REQUIREMENTS
Examine each line of the data. Copy those that contain the string "test".

Stored data entries
# # # #

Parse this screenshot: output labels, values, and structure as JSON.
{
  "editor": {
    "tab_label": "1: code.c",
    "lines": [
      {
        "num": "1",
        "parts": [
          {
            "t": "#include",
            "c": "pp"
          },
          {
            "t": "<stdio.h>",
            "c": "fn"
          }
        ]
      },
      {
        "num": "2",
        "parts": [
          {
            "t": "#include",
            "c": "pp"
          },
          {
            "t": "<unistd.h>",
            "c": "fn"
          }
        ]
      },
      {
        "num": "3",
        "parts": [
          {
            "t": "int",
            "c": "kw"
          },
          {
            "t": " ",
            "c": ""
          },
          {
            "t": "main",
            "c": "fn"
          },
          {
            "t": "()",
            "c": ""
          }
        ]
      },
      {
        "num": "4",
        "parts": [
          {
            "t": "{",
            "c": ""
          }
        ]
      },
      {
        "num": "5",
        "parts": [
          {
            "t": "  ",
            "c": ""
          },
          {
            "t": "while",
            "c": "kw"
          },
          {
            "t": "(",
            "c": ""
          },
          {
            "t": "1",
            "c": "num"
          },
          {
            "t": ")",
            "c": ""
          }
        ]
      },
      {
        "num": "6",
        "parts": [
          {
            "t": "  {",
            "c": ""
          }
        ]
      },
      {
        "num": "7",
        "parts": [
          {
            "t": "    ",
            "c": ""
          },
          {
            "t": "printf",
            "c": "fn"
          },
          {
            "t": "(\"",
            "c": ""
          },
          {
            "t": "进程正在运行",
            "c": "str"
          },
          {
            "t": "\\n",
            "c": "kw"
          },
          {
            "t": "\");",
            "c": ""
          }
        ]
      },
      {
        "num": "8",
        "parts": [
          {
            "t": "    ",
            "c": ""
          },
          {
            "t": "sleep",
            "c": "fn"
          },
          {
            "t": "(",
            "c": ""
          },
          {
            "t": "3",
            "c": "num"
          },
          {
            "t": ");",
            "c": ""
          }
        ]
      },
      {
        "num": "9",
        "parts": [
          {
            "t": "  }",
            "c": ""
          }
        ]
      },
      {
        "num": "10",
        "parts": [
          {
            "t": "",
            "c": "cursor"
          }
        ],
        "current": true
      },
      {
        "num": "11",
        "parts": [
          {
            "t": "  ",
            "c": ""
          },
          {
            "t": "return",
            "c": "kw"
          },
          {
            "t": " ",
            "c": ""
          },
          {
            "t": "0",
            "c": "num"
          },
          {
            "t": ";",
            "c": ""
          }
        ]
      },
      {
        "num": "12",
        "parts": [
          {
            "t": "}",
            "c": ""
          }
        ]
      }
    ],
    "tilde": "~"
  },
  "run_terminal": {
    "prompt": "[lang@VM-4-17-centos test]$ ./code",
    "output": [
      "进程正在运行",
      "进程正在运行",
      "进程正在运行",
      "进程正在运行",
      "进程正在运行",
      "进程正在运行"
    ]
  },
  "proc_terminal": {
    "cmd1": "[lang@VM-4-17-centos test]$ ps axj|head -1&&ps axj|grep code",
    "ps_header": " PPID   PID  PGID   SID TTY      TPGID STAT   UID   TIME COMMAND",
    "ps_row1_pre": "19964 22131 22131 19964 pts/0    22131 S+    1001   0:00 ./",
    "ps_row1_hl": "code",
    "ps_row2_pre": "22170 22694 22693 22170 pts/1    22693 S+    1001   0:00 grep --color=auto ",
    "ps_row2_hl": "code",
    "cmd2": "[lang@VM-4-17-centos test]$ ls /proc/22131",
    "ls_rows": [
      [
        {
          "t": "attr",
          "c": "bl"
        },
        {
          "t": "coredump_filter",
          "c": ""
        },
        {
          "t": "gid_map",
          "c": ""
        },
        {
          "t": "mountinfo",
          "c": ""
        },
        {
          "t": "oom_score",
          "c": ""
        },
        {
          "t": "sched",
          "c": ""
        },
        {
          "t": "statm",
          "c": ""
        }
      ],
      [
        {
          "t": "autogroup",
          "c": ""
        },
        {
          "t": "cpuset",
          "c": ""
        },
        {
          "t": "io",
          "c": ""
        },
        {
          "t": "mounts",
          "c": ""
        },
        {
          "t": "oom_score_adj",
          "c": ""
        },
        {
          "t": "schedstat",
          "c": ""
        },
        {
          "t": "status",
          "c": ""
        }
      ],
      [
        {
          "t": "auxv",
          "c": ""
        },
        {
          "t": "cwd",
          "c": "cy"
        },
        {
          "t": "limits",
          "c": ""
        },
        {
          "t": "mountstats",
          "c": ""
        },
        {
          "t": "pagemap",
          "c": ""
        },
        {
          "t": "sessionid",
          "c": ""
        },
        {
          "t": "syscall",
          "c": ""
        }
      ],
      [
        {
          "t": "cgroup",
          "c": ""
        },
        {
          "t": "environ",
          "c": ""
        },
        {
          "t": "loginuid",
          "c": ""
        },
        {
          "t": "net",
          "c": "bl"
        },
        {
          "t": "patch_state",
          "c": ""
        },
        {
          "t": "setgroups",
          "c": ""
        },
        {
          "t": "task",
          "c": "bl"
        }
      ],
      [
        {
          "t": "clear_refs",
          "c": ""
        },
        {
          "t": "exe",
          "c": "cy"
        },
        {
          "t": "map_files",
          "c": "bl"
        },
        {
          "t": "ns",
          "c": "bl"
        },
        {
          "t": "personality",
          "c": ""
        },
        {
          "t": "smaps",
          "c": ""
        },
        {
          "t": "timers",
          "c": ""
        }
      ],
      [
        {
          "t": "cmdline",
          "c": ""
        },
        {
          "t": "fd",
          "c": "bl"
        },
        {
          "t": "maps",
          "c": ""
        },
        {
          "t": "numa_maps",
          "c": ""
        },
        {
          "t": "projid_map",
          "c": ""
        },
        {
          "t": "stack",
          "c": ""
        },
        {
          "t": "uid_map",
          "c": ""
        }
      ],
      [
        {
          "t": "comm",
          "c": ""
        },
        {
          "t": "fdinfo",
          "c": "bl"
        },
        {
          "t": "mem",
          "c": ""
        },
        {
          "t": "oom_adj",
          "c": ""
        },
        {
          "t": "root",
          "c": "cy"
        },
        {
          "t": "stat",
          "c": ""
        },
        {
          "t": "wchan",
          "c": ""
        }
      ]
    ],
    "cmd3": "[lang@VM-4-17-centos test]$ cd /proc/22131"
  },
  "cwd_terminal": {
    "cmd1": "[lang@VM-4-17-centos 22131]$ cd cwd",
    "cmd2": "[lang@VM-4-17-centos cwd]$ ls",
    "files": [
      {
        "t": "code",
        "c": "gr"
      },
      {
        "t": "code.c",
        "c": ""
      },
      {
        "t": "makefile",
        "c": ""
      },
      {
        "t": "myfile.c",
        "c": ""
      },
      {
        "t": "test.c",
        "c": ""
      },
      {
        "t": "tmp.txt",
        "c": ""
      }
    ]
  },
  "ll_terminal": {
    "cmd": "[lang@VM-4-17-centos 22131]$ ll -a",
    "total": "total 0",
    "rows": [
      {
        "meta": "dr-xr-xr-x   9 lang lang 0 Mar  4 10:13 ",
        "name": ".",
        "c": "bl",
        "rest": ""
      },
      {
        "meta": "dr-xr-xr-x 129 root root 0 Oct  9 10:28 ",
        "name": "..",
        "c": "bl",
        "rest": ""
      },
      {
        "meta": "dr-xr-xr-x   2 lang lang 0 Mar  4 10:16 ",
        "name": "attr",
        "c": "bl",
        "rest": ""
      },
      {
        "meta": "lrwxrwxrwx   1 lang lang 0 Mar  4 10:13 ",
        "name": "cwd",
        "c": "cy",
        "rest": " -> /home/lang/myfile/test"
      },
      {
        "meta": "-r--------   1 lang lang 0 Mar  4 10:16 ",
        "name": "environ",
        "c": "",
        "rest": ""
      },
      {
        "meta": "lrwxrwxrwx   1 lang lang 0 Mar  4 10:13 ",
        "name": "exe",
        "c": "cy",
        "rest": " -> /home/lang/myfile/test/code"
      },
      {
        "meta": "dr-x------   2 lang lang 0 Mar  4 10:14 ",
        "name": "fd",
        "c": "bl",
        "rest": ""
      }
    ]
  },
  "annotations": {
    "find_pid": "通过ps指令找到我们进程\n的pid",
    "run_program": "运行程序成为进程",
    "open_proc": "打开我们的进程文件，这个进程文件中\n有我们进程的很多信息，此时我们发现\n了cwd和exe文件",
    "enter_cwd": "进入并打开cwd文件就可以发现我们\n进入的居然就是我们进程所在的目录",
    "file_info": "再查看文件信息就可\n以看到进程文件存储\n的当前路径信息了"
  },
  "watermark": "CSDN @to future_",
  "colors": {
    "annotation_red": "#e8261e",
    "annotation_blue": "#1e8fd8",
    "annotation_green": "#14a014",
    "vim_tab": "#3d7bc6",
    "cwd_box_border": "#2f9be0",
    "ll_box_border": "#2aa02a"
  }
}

# # # #

TASK SOLUTION
    "prompt": "[lang@VM-4-17-centos test]$ ./code",
    "cmd1": "[lang@VM-4-17-centos test]$ ps axj|head -1&&ps axj|grep code",
    "cmd2": "[lang@VM-4-17-centos test]$ ls /proc/22131",
    "cmd3": "[lang@VM-4-17-centos test]$ cd /proc/22131"
        "t": "test.c",
        "rest": " -> /home/lang/myfile/test"
        "rest": " -> /home/lang/myfile/test/code"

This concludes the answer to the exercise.